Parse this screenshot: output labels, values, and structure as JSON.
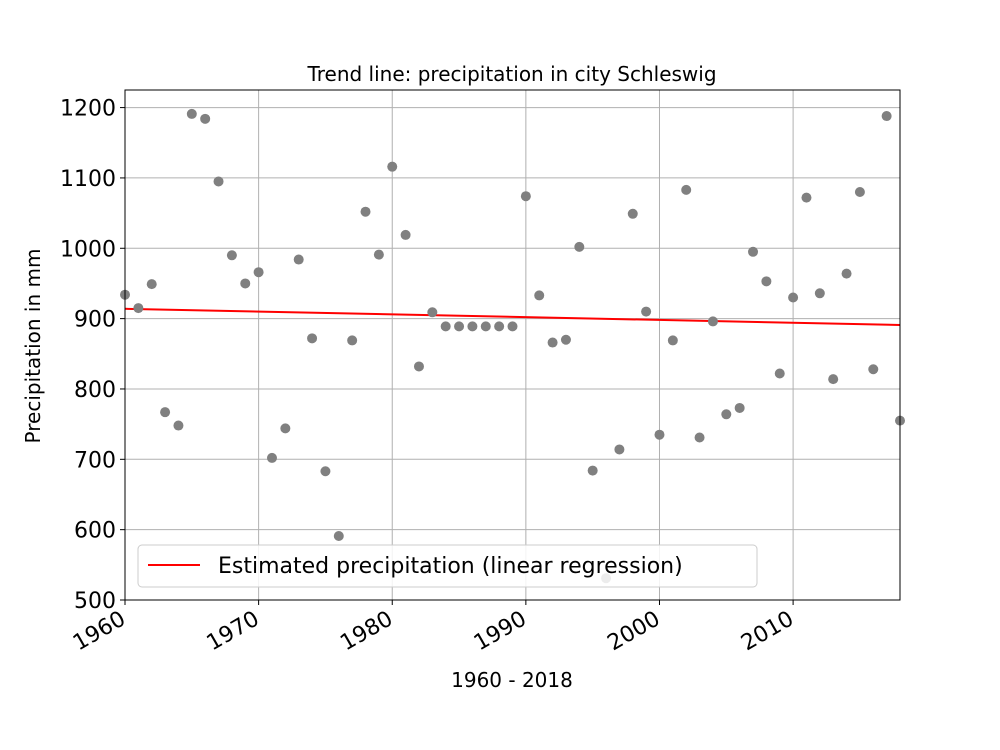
{
  "chart_data": {
    "type": "scatter",
    "title": "Trend line: precipitation in city Schleswig",
    "xlabel": "1960 - 2018",
    "ylabel": "Precipitation in mm",
    "xlim": [
      1960,
      2018
    ],
    "ylim": [
      500,
      1225
    ],
    "xticks": [
      1960,
      1970,
      1980,
      1990,
      2000,
      2010
    ],
    "yticks": [
      500,
      600,
      700,
      800,
      900,
      1000,
      1100,
      1200
    ],
    "grid": true,
    "legend_position": "lower-left",
    "point_color": "#808080",
    "line_color": "#ff0000",
    "series": [
      {
        "type": "scatter",
        "x": [
          1960,
          1961,
          1962,
          1963,
          1964,
          1965,
          1966,
          1967,
          1968,
          1969,
          1970,
          1971,
          1972,
          1973,
          1974,
          1975,
          1976,
          1977,
          1978,
          1979,
          1980,
          1981,
          1982,
          1983,
          1984,
          1985,
          1986,
          1987,
          1988,
          1989,
          1990,
          1991,
          1992,
          1993,
          1994,
          1995,
          1996,
          1997,
          1998,
          1999,
          2000,
          2001,
          2002,
          2003,
          2004,
          2005,
          2006,
          2007,
          2008,
          2009,
          2010,
          2011,
          2012,
          2013,
          2014,
          2015,
          2016,
          2017,
          2018
        ],
        "y": [
          934,
          915,
          949,
          767,
          748,
          1191,
          1184,
          1095,
          990,
          950,
          966,
          702,
          744,
          984,
          872,
          683,
          591,
          869,
          1052,
          991,
          1116,
          1019,
          832,
          909,
          889,
          889,
          889,
          889,
          889,
          889,
          1074,
          933,
          866,
          870,
          1002,
          684,
          531,
          714,
          1049,
          910,
          735,
          869,
          1083,
          731,
          896,
          764,
          773,
          995,
          953,
          822,
          930,
          1072,
          936,
          814,
          964,
          1080,
          828,
          1188,
          755
        ]
      },
      {
        "name": "Estimated precipitation (linear regression)",
        "type": "line",
        "x": [
          1960,
          2018
        ],
        "y": [
          914,
          891
        ]
      }
    ]
  }
}
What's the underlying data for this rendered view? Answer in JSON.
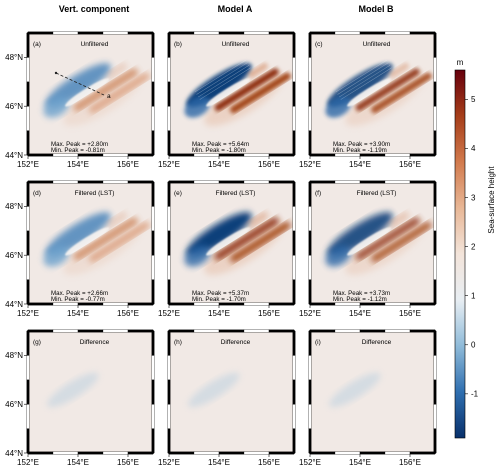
{
  "figure": {
    "column_titles": [
      "Vert. component",
      "Model A",
      "Model B"
    ],
    "x_ticks": [
      "152°E",
      "154°E",
      "156°E"
    ],
    "y_ticks": [
      "44°N",
      "46°N",
      "48°N"
    ],
    "profile_endpoint_label": "a"
  },
  "colorbar": {
    "unit": "m",
    "label": "Sea-surface height",
    "range": [
      -1.9,
      5.6
    ],
    "ticks": [
      -1,
      0,
      1,
      2,
      3,
      4,
      5
    ],
    "colormap": [
      "#08306b",
      "#2f6fb0",
      "#8fbbd9",
      "#e8eef3",
      "#f3e4da",
      "#e8b796",
      "#d27a4d",
      "#a63e1a",
      "#67000d"
    ]
  },
  "panels": [
    {
      "id": "a",
      "letter": "(a)",
      "title": "Unfiltered",
      "max_peak": "Max. Peak = +2.80m",
      "min_peak": "Min. Peak = -0.81m"
    },
    {
      "id": "b",
      "letter": "(b)",
      "title": "Unfiltered",
      "max_peak": "Max. Peak = +5.64m",
      "min_peak": "Min. Peak = -1.80m"
    },
    {
      "id": "c",
      "letter": "(c)",
      "title": "Unfiltered",
      "max_peak": "Max. Peak = +3.90m",
      "min_peak": "Min. Peak = -1.19m"
    },
    {
      "id": "d",
      "letter": "(d)",
      "title": "Filtered (LST)",
      "max_peak": "Max. Peak = +2.66m",
      "min_peak": "Min. Peak = -0.77m"
    },
    {
      "id": "e",
      "letter": "(e)",
      "title": "Filtered (LST)",
      "max_peak": "Max. Peak = +5.37m",
      "min_peak": "Min. Peak = -1.70m"
    },
    {
      "id": "f",
      "letter": "(f)",
      "title": "Filtered (LST)",
      "max_peak": "Max. Peak = +3.73m",
      "min_peak": "Min. Peak = -1.12m"
    },
    {
      "id": "g",
      "letter": "(g)",
      "title": "Difference",
      "max_peak": "",
      "min_peak": ""
    },
    {
      "id": "h",
      "letter": "(h)",
      "title": "Difference",
      "max_peak": "",
      "min_peak": ""
    },
    {
      "id": "i",
      "letter": "(i)",
      "title": "Difference",
      "max_peak": "",
      "min_peak": ""
    }
  ],
  "chart_data": {
    "type": "heatmap",
    "title": "",
    "column_titles": [
      "Vert. component",
      "Model A",
      "Model B"
    ],
    "row_labels": [
      "Unfiltered",
      "Filtered (LST)",
      "Difference"
    ],
    "x_axis": {
      "range_deg_E": [
        152,
        157
      ],
      "ticks": [
        152,
        154,
        156
      ],
      "tick_labels": [
        "152°E",
        "154°E",
        "156°E"
      ]
    },
    "y_axis": {
      "range_deg_N": [
        44,
        49
      ],
      "ticks": [
        44,
        46,
        48
      ],
      "tick_labels": [
        "44°N",
        "46°N",
        "48°N"
      ]
    },
    "colorbar": {
      "label": "Sea-surface height",
      "unit": "m",
      "ticks": [
        -1,
        0,
        1,
        2,
        3,
        4,
        5
      ]
    },
    "peaks": [
      {
        "panel": "a",
        "max": 2.8,
        "min": -0.81
      },
      {
        "panel": "b",
        "max": 5.64,
        "min": -1.8
      },
      {
        "panel": "c",
        "max": 3.9,
        "min": -1.19
      },
      {
        "panel": "d",
        "max": 2.66,
        "min": -0.77
      },
      {
        "panel": "e",
        "max": 5.37,
        "min": -1.7
      },
      {
        "panel": "f",
        "max": 3.73,
        "min": -1.12
      }
    ]
  }
}
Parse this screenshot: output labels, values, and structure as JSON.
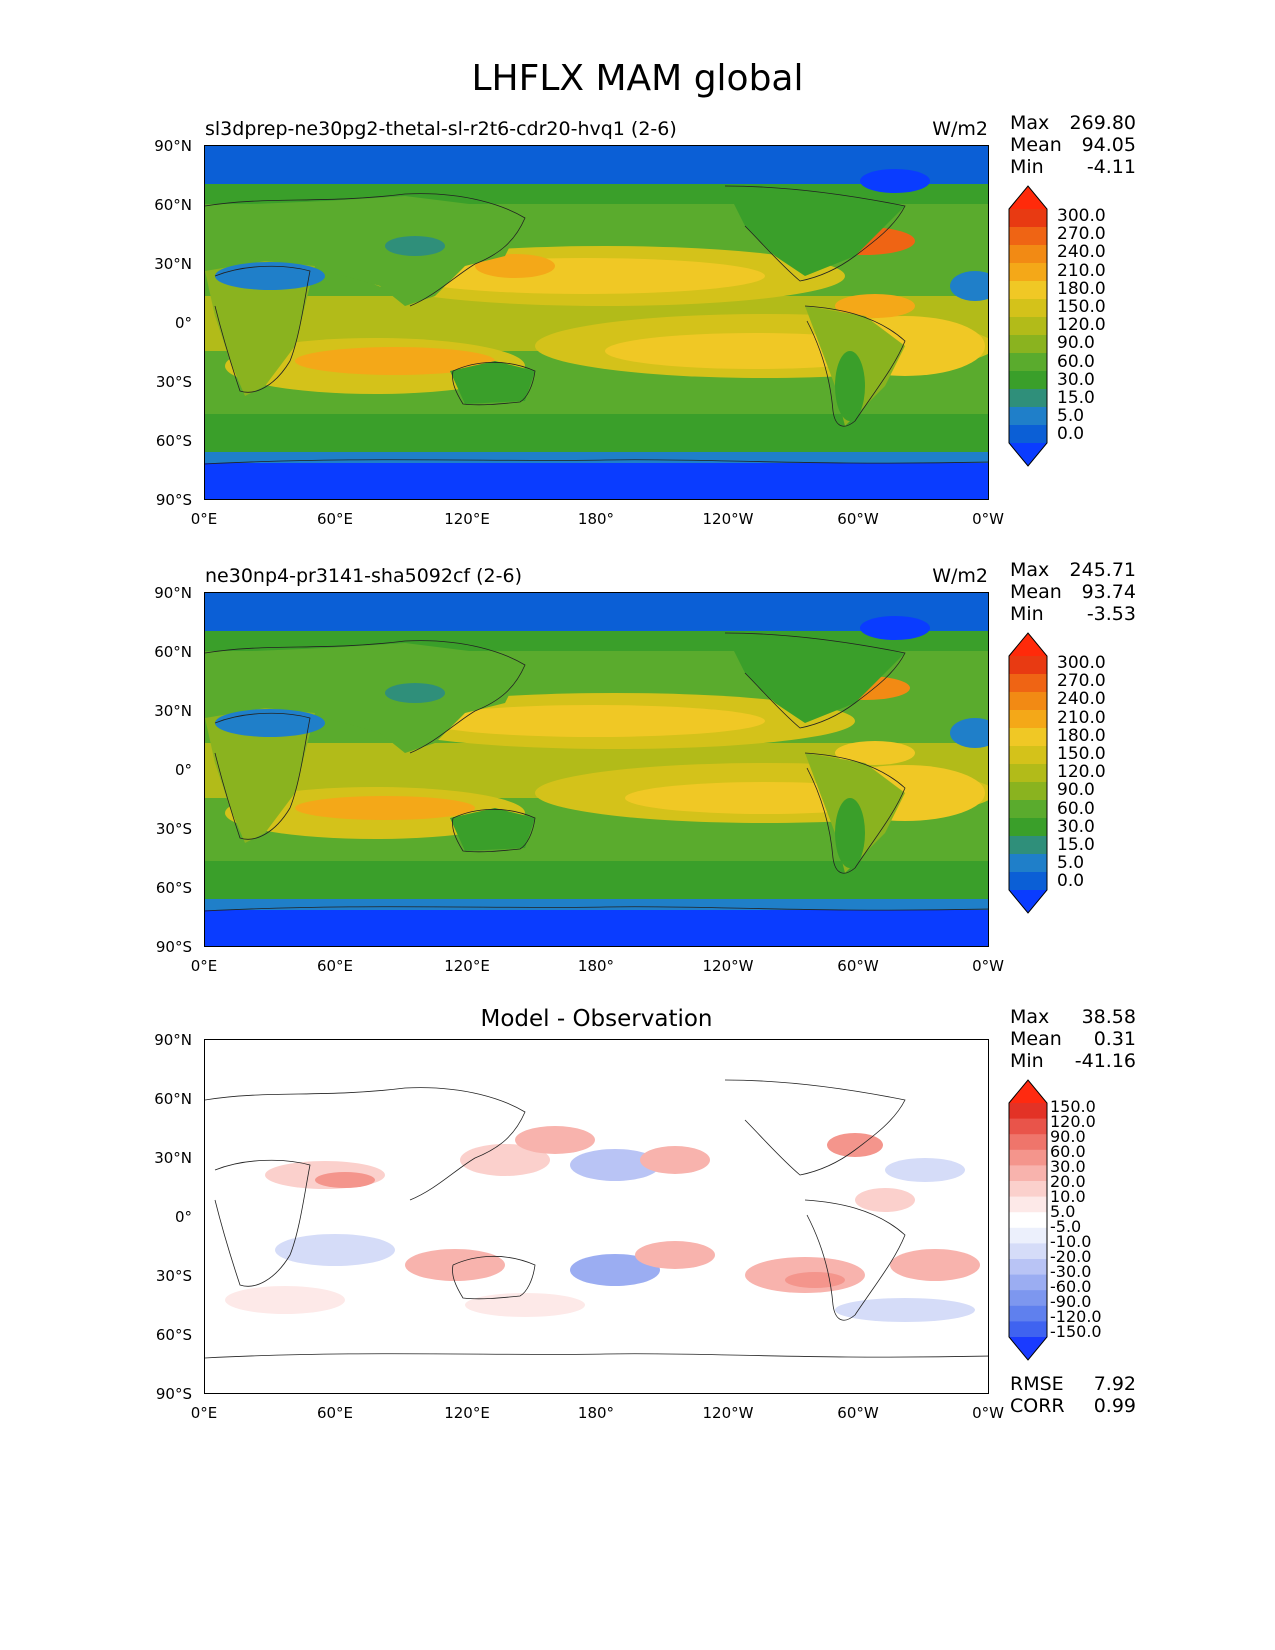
{
  "figure": {
    "title": "LHFLX MAM global",
    "colors": {
      "levels_main": [
        "#0a3cff",
        "#0b5fd6",
        "#1f7fc9",
        "#2f8f7a",
        "#3a9f2a",
        "#5aab2d",
        "#8ab31f",
        "#b2bb19",
        "#d4c21a",
        "#f0c825",
        "#f4a818",
        "#f28a14",
        "#ef6414",
        "#e83a12",
        "#ff2a0a"
      ],
      "levels_diff": [
        "#1a3bff",
        "#3f63f0",
        "#5f80ee",
        "#7d97ef",
        "#9badf2",
        "#b9c4f5",
        "#d5dcf8",
        "#ecf0fc",
        "#ffffff",
        "#fde9e8",
        "#fbd0cc",
        "#f8b3ad",
        "#f4958c",
        "#ef756b",
        "#e9544a",
        "#e33226",
        "#ff2a10"
      ]
    }
  },
  "panels": [
    {
      "title": "sl3dprep-ne30pg2-thetal-sl-r2t6-cdr20-hvq1 (2-6)",
      "units": "W/m2",
      "stats": [
        {
          "label": "Max",
          "value": "269.80"
        },
        {
          "label": "Mean",
          "value": "94.05"
        },
        {
          "label": "Min",
          "value": "-4.11"
        }
      ],
      "colorbar_labels": [
        "300.0",
        "270.0",
        "240.0",
        "210.0",
        "180.0",
        "150.0",
        "120.0",
        "90.0",
        "60.0",
        "30.0",
        "15.0",
        "5.0",
        "0.0"
      ]
    },
    {
      "title": "ne30np4-pr3141-sha5092cf (2-6)",
      "units": "W/m2",
      "stats": [
        {
          "label": "Max",
          "value": "245.71"
        },
        {
          "label": "Mean",
          "value": "93.74"
        },
        {
          "label": "Min",
          "value": "-3.53"
        }
      ],
      "colorbar_labels": [
        "300.0",
        "270.0",
        "240.0",
        "210.0",
        "180.0",
        "150.0",
        "120.0",
        "90.0",
        "60.0",
        "30.0",
        "15.0",
        "5.0",
        "0.0"
      ]
    },
    {
      "title": "Model - Observation",
      "units": "",
      "stats": [
        {
          "label": "Max",
          "value": "38.58"
        },
        {
          "label": "Mean",
          "value": "0.31"
        },
        {
          "label": "Min",
          "value": "-41.16"
        }
      ],
      "colorbar_labels": [
        "150.0",
        "120.0",
        "90.0",
        "60.0",
        "30.0",
        "20.0",
        "10.0",
        "5.0",
        "-5.0",
        "-10.0",
        "-20.0",
        "-30.0",
        "-60.0",
        "-90.0",
        "-120.0",
        "-150.0"
      ],
      "metrics": [
        {
          "label": "RMSE",
          "value": "7.92"
        },
        {
          "label": "CORR",
          "value": "0.99"
        }
      ]
    }
  ],
  "axes": {
    "lat_ticks": [
      "90°N",
      "60°N",
      "30°N",
      "0°",
      "30°S",
      "60°S",
      "90°S"
    ],
    "lon_ticks": [
      "0°E",
      "60°E",
      "120°E",
      "180°",
      "120°W",
      "60°W",
      "0°W"
    ]
  }
}
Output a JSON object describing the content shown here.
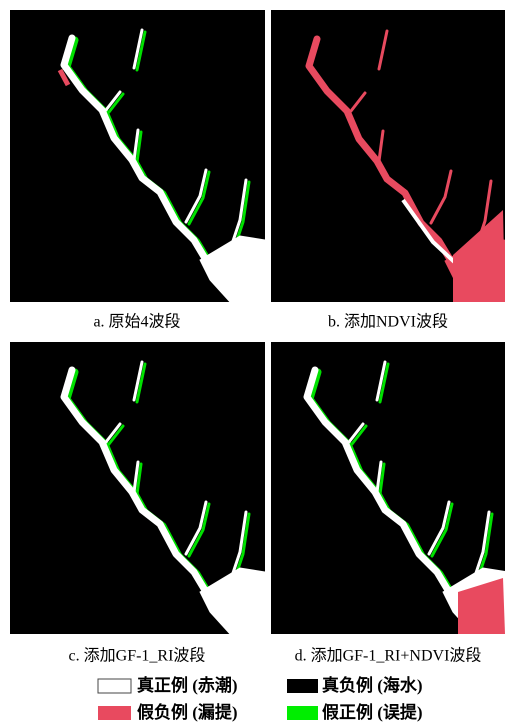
{
  "figure": {
    "panels": [
      {
        "caption": "a. 原始4波段"
      },
      {
        "caption": "b. 添加NDVI波段"
      },
      {
        "caption": "c. 添加GF-1_RI波段"
      },
      {
        "caption": "d. 添加GF-1_RI+NDVI波段"
      }
    ],
    "legend": [
      {
        "label": "真正例 (赤潮)"
      },
      {
        "label": "真负例 (海水)"
      },
      {
        "label": "假负例 (漏提)"
      },
      {
        "label": "假正例 (误提)"
      }
    ]
  }
}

PROBLEM DETAILS:
Lines that hold the word "surface" are the ones to return, every one of them.

COMPLETED EXERCISE:
    "label": "Sea-surface height",
      "label": "Sea-surface height",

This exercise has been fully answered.